→ Brief
Please print all of the material below, word for word.

Start

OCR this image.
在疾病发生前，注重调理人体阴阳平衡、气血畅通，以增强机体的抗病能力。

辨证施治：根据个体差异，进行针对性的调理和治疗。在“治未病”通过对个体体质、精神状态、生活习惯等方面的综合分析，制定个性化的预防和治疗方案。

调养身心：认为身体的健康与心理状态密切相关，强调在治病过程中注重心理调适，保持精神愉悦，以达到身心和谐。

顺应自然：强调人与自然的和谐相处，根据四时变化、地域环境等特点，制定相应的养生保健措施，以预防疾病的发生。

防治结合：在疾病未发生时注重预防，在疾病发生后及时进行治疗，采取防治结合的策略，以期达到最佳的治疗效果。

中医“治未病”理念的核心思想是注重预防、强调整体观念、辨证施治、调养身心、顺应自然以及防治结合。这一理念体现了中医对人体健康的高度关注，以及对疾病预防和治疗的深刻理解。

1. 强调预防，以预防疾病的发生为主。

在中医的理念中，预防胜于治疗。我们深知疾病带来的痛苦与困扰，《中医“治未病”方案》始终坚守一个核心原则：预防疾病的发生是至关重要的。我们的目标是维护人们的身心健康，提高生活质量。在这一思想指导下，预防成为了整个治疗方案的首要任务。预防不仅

End

→ Answer for the task
OCR this image.
在疾病发生前，注重调理人体阴阳平衡、气血畅通，以增强机体的抗病能力。

辨证施治：根据个体差异，进行针对性的调理和治疗。在“治未病”通过对个体体质、精神状态、生活习惯等方面的综合分析，制定个性化的预防和治疗方案。

调养身心：认为身体的健康与心理状态密切相关，强调在治病过程中注重心理调适，保持精神愉悦，以达到身心和谐。

顺应自然：强调人与自然的和谐相处，根据四时变化、地域环境等特点，制定相应的养生保健措施，以预防疾病的发生。

防治结合：在疾病未发生时注重预防，在疾病发生后及时进行治疗，采取防治结合的策略，以期达到最佳的治疗效果。

中医“治未病”理念的核心思想是注重预防、强调整体观念、辨证施治、调养身心、顺应自然以及防治结合。这一理念体现了中医对人体健康的高度关注，以及对疾病预防和治疗的深刻理解。

1. 强调预防，以预防疾病的发生为主。

在中医的理念中，预防胜于治疗。我们深知疾病带来的痛苦与困扰，《中医“治未病”方案》始终坚守一个核心原则：预防疾病的发生是至关重要的。我们的目标是维护人们的身心健康，提高生活质量。在这一思想指导下，预防成为了整个治疗方案的首要任务。预防不仅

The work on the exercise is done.